The request ->
Omit images. Retype all entries verbatim.

Provided data ->
— Begin —

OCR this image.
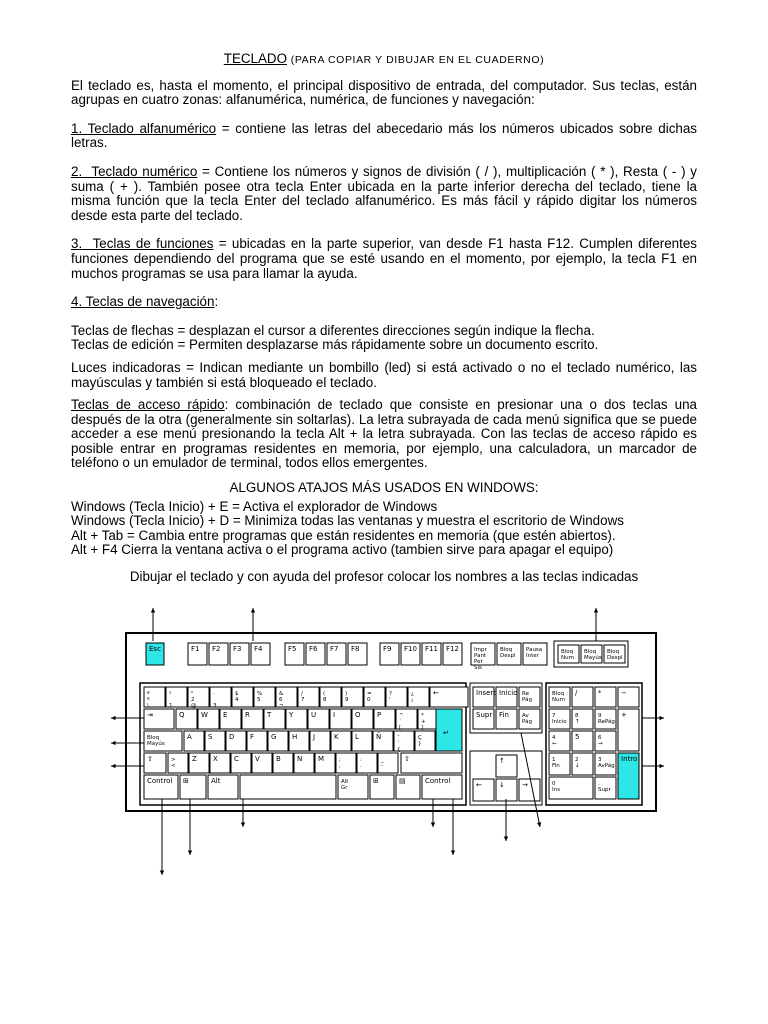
TECLADO (PARA COPIAR Y DIBUJAR EN EL CUADERNO)

El teclado es, hasta el momento, el principal dispositivo de entrada, del computador. Sus teclas, están agrupas en cuatro zonas: alfanumérica, numérica, de funciones y navegación:

1. Teclado alfanumérico = contiene las letras del abecedario más los números ubicados sobre dichas letras.

2. Teclado numérico = Contiene los números y signos de división ( / ), multiplicación ( * ), Resta ( - ) y suma ( + ). También posee otra tecla Enter ubicada en la parte inferior derecha del teclado, tiene la misma función que la tecla Enter del teclado alfanumérico. Es más fácil y rápido digitar los números desde esta parte del teclado.

3. Teclas de funciones = ubicadas en la parte superior, van desde F1 hasta F12. Cumplen diferentes funciones dependiendo del programa que se esté usando en el momento, por ejemplo, la tecla F1 en muchos programas se usa para llamar la ayuda.

4. Teclas de navegación:

Teclas de flechas = desplazan el cursor a diferentes direcciones según indique la flecha.

Teclas de edición = Permiten desplazarse más rápidamente sobre un documento escrito.

Luces indicadoras = Indican mediante un bombillo (led) si está activado o no el teclado numérico, las mayúsculas y también si está bloqueado el teclado.

Teclas de acceso rápido: combinación de teclado que consiste en presionar una o dos teclas una después de la otra (generalmente sin soltarlas). La letra subrayada de cada menú significa que se puede acceder a ese menú presionando la tecla Alt + la letra subrayada. Con las teclas de acceso rápido es posible entrar en programas residentes en memoria, por ejemplo, una calculadora, un marcador de teléfono o un emulador de terminal, todos ellos emergentes.

ALGUNOS ATAJOS MÁS USADOS EN WINDOWS:

Windows (Tecla Inicio) + E = Activa el explorador de Windows

Windows (Tecla Inicio) + D = Minimiza todas las ventanas y muestra el escritorio de Windows

Alt + Tab = Cambia entre programas que están residentes en memoria (que estén abiertos).

Alt + F4 Cierra la ventana activa o el programa activo (tambien sirve para apagar el equipo)

Dibujar el teclado y con ayuda del profesor colocar los nombres a las teclas indicadas

Esc	F1 F2 F3 F4	F5 F6 F7 F8	F9 F10 F11 F12	Impr
Pant
Pet
Sis
Bloq
Despl
Pausa
Inter
Bloq
Num
Bloq
Mayús
Bloq
Despl
ª
º
\
!
1
"
2
@
·
3
$
4
%
5
&
6
¬
/
7
(
8
)
9
=
0
?
'
¿
¡
←
⇥	Q W E	R T	Y	U I	O P	^
`
[
*
+
]
↵
Bloq
Mayús
A S D F G H J	K L Ñ	¨
´
{
Ç
}
⇧	>
<
Z X C V B N M	;
,
:
.
_
-
⇧
Control ⊞	Alt	Alt
Gr
⊞	▤	Control
Insert Inicio Re
Pág
Supr Fin Av
Pág
↑
← ↓ →
Bloq
Num
/	*	−
7
Inicio
8
↑
9
RePág
+
4
←
5	6
→
1
Fin
2
↓
3
AvPág
Intro
0
Ins
.
Supr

— End —

Finished task ->
OCR this image.
TECLADO (PARA COPIAR Y DIBUJAR EN EL CUADERNO)

El teclado es, hasta el momento, el principal dispositivo de entrada, del computador. Sus teclas, están agrupas en cuatro zonas: alfanumérica, numérica, de funciones y navegación:

1. Teclado alfanumérico = contiene las letras del abecedario más los números ubicados sobre dichas letras.

2. Teclado numérico = Contiene los números y signos de división ( / ), multiplicación ( * ), Resta ( - ) y suma ( + ). También posee otra tecla Enter ubicada en la parte inferior derecha del teclado, tiene la misma función que la tecla Enter del teclado alfanumérico. Es más fácil y rápido digitar los números desde esta parte del teclado.

3. Teclas de funciones = ubicadas en la parte superior, van desde F1 hasta F12. Cumplen diferentes funciones dependiendo del programa que se esté usando en el momento, por ejemplo, la tecla F1 en muchos programas se usa para llamar la ayuda.

4. Teclas de navegación:

Teclas de flechas = desplazan el cursor a diferentes direcciones según indique la flecha.

Teclas de edición = Permiten desplazarse más rápidamente sobre un documento escrito.

Luces indicadoras = Indican mediante un bombillo (led) si está activado o no el teclado numérico, las mayúsculas y también si está bloqueado el teclado.

Teclas de acceso rápido: combinación de teclado que consiste en presionar una o dos teclas una después de la otra (generalmente sin soltarlas). La letra subrayada de cada menú significa que se puede acceder a ese menú presionando la tecla Alt + la letra subrayada. Con las teclas de acceso rápido es posible entrar en programas residentes en memoria, por ejemplo, una calculadora, un marcador de teléfono o un emulador de terminal, todos ellos emergentes.

ALGUNOS ATAJOS MÁS USADOS EN WINDOWS:

Windows (Tecla Inicio) + E = Activa el explorador de Windows

Windows (Tecla Inicio) + D = Minimiza todas las ventanas y muestra el escritorio de Windows

Alt + Tab = Cambia entre programas que están residentes en memoria (que estén abiertos).

Alt + F4 Cierra la ventana activa o el programa activo (tambien sirve para apagar el equipo)

Dibujar el teclado y con ayuda del profesor colocar los nombres a las teclas indicadas

Esc	F1 F2 F3 F4	F5 F6 F7 F8	F9 F10 F11 F12	Impr
Pant
Pet
Sis
Bloq
Despl
Pausa
Inter
Bloq
Num
Bloq
Mayús
Bloq
Despl
ª
º
\
!
1
"
2
@
·
3
$
4
%
5
&
6
¬
/
7
(
8
)
9
=
0
?
'
¿
¡
←
⇥	Q W E	R T	Y	U I	O P	^
`
[
*
+
]
↵
Bloq
Mayús
A S D F G H J	K L Ñ	¨
´
{
Ç
}
⇧	>
<
Z X C V B N M	;
,
:
.
_
-
⇧
Control ⊞	Alt	Alt
Gr
⊞	▤	Control
Insert Inicio Re
Pág
Supr Fin Av
Pág
↑
← ↓ →
Bloq
Num
/	*	−
7
Inicio
8
↑
9
RePág
+
4
←
5	6
→
1
Fin
2
↓
3
AvPág
Intro
0
Ins
.
Supr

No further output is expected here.